(Data entries for graphics)
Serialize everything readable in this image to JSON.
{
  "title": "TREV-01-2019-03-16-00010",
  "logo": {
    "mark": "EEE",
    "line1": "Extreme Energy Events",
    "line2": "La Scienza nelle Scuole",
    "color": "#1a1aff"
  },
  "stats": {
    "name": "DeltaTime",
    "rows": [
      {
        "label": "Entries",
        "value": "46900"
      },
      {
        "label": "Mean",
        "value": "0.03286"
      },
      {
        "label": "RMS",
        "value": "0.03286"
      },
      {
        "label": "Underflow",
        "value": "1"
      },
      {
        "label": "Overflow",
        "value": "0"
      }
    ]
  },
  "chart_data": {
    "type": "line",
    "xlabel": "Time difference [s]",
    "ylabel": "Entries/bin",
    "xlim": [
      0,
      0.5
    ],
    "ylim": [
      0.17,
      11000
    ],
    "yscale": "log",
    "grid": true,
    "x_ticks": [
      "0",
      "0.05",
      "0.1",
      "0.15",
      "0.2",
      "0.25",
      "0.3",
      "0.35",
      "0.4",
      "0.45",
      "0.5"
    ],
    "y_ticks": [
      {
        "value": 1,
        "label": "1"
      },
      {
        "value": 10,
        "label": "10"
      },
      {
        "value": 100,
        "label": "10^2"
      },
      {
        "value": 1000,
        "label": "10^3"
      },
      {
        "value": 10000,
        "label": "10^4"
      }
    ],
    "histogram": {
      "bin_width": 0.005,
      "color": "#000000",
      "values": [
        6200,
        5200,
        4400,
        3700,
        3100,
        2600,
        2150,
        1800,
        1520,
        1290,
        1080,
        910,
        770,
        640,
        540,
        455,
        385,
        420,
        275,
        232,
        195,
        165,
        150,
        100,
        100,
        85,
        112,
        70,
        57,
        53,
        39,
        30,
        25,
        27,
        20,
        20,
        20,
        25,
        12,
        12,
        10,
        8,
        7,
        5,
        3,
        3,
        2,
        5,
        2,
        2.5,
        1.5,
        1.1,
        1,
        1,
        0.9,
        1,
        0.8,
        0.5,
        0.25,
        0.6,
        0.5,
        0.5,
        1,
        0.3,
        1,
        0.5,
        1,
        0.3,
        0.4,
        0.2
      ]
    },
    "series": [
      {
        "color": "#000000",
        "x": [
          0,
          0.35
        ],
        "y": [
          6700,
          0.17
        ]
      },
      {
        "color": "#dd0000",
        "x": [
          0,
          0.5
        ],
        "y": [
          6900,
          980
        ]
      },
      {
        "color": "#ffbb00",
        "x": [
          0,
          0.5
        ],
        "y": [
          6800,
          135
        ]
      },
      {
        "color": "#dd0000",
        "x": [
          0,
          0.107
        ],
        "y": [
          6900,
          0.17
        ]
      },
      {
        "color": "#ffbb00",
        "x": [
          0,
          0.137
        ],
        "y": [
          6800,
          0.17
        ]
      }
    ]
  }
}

**Given task:** Write out every entry above, word for word.

**Exercise output:**
Serialize everything readable in this image to JSON.
{
  "title": "TREV-01-2019-03-16-00010",
  "logo": {
    "mark": "EEE",
    "line1": "Extreme Energy Events",
    "line2": "La Scienza nelle Scuole",
    "color": "#1a1aff"
  },
  "stats": {
    "name": "DeltaTime",
    "rows": [
      {
        "label": "Entries",
        "value": "46900"
      },
      {
        "label": "Mean",
        "value": "0.03286"
      },
      {
        "label": "RMS",
        "value": "0.03286"
      },
      {
        "label": "Underflow",
        "value": "1"
      },
      {
        "label": "Overflow",
        "value": "0"
      }
    ]
  },
  "chart_data": {
    "type": "line",
    "xlabel": "Time difference [s]",
    "ylabel": "Entries/bin",
    "xlim": [
      0,
      0.5
    ],
    "ylim": [
      0.17,
      11000
    ],
    "yscale": "log",
    "grid": true,
    "x_ticks": [
      "0",
      "0.05",
      "0.1",
      "0.15",
      "0.2",
      "0.25",
      "0.3",
      "0.35",
      "0.4",
      "0.45",
      "0.5"
    ],
    "y_ticks": [
      {
        "value": 1,
        "label": "1"
      },
      {
        "value": 10,
        "label": "10"
      },
      {
        "value": 100,
        "label": "10^2"
      },
      {
        "value": 1000,
        "label": "10^3"
      },
      {
        "value": 10000,
        "label": "10^4"
      }
    ],
    "histogram": {
      "bin_width": 0.005,
      "color": "#000000",
      "values": [
        6200,
        5200,
        4400,
        3700,
        3100,
        2600,
        2150,
        1800,
        1520,
        1290,
        1080,
        910,
        770,
        640,
        540,
        455,
        385,
        420,
        275,
        232,
        195,
        165,
        150,
        100,
        100,
        85,
        112,
        70,
        57,
        53,
        39,
        30,
        25,
        27,
        20,
        20,
        20,
        25,
        12,
        12,
        10,
        8,
        7,
        5,
        3,
        3,
        2,
        5,
        2,
        2.5,
        1.5,
        1.1,
        1,
        1,
        0.9,
        1,
        0.8,
        0.5,
        0.25,
        0.6,
        0.5,
        0.5,
        1,
        0.3,
        1,
        0.5,
        1,
        0.3,
        0.4,
        0.2
      ]
    },
    "series": [
      {
        "color": "#000000",
        "x": [
          0,
          0.35
        ],
        "y": [
          6700,
          0.17
        ]
      },
      {
        "color": "#dd0000",
        "x": [
          0,
          0.5
        ],
        "y": [
          6900,
          980
        ]
      },
      {
        "color": "#ffbb00",
        "x": [
          0,
          0.5
        ],
        "y": [
          6800,
          135
        ]
      },
      {
        "color": "#dd0000",
        "x": [
          0,
          0.107
        ],
        "y": [
          6900,
          0.17
        ]
      },
      {
        "color": "#ffbb00",
        "x": [
          0,
          0.137
        ],
        "y": [
          6800,
          0.17
        ]
      }
    ]
  }
}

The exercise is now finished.